STATED PROBLEM.
Copy out all the lines in the records that include the word "type".

* BEGIN *

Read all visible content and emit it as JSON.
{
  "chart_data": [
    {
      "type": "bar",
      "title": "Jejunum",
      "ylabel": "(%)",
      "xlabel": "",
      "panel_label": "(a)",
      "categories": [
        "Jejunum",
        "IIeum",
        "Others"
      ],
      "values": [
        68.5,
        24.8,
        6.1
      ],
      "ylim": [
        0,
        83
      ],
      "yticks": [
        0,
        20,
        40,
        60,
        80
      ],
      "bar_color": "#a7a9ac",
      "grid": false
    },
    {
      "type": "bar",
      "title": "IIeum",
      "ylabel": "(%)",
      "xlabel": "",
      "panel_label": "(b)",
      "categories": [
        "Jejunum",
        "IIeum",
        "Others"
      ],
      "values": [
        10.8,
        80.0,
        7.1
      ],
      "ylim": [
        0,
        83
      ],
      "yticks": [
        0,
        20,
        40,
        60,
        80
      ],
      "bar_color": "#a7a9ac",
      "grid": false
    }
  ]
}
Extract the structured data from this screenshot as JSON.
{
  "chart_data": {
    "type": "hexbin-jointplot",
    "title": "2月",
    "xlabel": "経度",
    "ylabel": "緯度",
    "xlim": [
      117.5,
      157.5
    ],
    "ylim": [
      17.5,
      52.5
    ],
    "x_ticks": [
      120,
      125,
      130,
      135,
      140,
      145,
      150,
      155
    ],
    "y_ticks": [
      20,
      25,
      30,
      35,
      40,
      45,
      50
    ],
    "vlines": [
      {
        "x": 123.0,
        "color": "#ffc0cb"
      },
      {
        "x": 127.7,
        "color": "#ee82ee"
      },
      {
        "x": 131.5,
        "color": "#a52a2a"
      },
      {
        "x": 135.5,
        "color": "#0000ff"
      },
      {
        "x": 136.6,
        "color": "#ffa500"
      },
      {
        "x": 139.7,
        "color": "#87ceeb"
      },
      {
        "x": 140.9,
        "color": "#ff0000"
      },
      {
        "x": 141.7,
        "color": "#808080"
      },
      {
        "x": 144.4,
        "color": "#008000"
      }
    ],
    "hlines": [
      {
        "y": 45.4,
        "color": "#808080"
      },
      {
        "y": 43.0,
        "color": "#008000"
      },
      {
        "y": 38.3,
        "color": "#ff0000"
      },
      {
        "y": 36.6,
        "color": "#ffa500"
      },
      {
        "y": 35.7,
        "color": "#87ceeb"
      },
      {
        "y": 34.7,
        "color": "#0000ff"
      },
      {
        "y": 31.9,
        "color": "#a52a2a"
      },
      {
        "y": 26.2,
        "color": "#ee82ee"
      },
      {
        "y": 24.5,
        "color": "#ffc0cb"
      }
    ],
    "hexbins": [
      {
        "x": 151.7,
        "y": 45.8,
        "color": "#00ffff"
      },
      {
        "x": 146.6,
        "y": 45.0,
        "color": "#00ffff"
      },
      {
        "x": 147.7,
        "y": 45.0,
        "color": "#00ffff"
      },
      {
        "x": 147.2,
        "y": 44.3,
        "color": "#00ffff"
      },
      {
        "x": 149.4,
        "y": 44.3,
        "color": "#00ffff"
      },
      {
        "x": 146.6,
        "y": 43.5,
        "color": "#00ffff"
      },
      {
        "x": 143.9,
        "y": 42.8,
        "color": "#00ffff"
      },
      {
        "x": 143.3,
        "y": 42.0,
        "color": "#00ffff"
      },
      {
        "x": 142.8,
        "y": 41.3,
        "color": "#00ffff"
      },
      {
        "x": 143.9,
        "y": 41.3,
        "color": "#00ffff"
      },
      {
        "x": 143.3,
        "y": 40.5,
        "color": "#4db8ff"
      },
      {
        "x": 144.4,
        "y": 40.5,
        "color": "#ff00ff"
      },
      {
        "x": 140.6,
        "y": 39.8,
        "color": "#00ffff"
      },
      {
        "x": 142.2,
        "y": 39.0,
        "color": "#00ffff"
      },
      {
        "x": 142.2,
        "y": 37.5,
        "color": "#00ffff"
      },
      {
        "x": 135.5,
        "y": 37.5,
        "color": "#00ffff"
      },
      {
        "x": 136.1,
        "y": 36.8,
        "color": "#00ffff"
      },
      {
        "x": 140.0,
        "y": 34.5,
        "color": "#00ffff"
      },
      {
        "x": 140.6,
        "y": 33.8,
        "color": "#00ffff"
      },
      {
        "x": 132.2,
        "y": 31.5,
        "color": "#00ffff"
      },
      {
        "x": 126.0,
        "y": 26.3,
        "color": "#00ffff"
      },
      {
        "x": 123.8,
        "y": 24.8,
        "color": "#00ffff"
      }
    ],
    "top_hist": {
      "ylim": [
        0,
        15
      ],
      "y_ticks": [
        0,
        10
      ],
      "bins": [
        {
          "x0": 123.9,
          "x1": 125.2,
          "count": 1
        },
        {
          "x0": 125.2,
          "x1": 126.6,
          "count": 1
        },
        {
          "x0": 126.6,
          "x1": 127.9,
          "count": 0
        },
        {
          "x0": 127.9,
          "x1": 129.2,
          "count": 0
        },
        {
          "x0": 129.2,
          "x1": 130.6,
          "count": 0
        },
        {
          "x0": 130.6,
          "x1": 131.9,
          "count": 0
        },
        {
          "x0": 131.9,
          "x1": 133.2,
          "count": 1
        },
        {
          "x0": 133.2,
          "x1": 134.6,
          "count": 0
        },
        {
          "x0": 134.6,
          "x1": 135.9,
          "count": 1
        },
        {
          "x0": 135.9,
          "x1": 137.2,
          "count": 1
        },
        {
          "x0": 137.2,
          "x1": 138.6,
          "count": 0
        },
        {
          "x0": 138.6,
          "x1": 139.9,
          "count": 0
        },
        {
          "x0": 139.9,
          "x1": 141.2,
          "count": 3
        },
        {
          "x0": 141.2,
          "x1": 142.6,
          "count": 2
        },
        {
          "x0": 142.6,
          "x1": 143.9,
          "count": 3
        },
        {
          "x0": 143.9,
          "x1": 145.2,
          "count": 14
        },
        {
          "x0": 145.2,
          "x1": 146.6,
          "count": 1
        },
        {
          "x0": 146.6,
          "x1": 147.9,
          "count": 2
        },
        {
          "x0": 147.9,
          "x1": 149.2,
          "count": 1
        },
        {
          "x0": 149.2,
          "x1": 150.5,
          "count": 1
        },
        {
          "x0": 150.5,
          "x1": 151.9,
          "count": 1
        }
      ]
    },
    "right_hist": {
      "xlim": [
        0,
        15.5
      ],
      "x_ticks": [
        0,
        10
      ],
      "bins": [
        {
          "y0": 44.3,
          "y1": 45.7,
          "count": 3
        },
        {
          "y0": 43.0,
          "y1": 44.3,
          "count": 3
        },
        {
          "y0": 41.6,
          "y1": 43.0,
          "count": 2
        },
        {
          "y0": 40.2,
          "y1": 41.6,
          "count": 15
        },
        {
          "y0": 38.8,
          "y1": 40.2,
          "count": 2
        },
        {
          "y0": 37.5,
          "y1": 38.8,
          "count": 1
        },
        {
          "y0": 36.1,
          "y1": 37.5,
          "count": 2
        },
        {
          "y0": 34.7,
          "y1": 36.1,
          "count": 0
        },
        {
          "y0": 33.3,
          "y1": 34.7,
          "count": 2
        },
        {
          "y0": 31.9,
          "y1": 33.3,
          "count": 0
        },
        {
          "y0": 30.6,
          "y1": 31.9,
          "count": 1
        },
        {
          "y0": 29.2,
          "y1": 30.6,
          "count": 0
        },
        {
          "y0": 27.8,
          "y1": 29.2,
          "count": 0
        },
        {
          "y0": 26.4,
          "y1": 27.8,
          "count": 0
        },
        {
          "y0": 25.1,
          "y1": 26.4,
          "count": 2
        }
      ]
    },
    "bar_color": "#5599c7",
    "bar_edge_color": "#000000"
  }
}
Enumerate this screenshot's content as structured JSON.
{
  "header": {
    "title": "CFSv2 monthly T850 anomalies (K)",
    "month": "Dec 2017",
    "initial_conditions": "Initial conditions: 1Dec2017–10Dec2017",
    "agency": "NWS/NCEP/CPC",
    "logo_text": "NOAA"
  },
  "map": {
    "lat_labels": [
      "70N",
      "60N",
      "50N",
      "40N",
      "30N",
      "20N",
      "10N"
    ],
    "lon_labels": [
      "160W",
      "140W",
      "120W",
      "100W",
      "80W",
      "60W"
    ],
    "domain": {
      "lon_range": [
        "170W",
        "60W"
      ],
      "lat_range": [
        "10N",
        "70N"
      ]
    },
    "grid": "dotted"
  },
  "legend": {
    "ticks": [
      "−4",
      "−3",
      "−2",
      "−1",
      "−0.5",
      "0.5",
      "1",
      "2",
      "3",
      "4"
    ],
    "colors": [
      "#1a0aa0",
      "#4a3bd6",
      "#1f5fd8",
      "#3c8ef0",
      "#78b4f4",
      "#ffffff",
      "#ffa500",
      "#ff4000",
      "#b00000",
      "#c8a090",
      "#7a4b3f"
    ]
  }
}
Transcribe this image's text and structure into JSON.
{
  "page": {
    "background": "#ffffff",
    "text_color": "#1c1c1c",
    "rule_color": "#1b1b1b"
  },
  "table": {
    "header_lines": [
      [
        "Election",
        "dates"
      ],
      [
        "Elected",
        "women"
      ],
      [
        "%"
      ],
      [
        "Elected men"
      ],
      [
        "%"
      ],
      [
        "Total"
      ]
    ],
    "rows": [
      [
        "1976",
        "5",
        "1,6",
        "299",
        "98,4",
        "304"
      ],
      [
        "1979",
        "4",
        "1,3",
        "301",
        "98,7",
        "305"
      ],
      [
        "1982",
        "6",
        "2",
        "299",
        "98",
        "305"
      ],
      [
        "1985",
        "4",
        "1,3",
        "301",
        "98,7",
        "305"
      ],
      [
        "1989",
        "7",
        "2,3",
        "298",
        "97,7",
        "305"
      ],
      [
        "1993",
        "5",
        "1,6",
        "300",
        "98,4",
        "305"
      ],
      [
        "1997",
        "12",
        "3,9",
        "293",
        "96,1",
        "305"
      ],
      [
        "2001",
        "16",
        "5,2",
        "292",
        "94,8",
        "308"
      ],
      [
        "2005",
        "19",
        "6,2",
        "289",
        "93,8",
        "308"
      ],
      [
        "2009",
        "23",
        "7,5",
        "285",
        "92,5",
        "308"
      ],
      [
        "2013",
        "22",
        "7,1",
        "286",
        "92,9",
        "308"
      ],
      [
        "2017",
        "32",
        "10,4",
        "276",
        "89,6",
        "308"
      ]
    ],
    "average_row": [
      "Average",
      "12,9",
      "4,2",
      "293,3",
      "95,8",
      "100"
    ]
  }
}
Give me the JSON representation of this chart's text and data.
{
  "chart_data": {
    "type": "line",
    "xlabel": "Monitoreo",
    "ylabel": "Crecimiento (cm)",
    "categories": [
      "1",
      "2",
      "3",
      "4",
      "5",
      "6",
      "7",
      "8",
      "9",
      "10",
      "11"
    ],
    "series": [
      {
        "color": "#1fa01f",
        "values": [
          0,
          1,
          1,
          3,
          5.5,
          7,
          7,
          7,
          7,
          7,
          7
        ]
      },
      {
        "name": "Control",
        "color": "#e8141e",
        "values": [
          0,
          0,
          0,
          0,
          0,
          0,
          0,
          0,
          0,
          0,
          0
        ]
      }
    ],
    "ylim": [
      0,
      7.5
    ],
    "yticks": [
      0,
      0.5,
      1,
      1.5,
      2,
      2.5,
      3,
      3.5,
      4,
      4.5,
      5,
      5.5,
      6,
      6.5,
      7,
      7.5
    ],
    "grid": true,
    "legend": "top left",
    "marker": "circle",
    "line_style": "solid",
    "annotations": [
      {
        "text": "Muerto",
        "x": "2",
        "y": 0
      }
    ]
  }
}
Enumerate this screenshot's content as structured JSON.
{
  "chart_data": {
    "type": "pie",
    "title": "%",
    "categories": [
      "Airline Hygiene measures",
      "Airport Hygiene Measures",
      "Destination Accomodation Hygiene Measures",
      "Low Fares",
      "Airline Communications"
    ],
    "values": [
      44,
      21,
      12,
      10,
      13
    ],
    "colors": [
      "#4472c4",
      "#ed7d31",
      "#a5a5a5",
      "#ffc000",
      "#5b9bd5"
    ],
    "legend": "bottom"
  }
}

* END *

CORRECT RESPONSE.
      "type": "bar",
      "type": "bar",
    "type": "hexbin-jointplot",
    "type": "line",
    "type": "pie",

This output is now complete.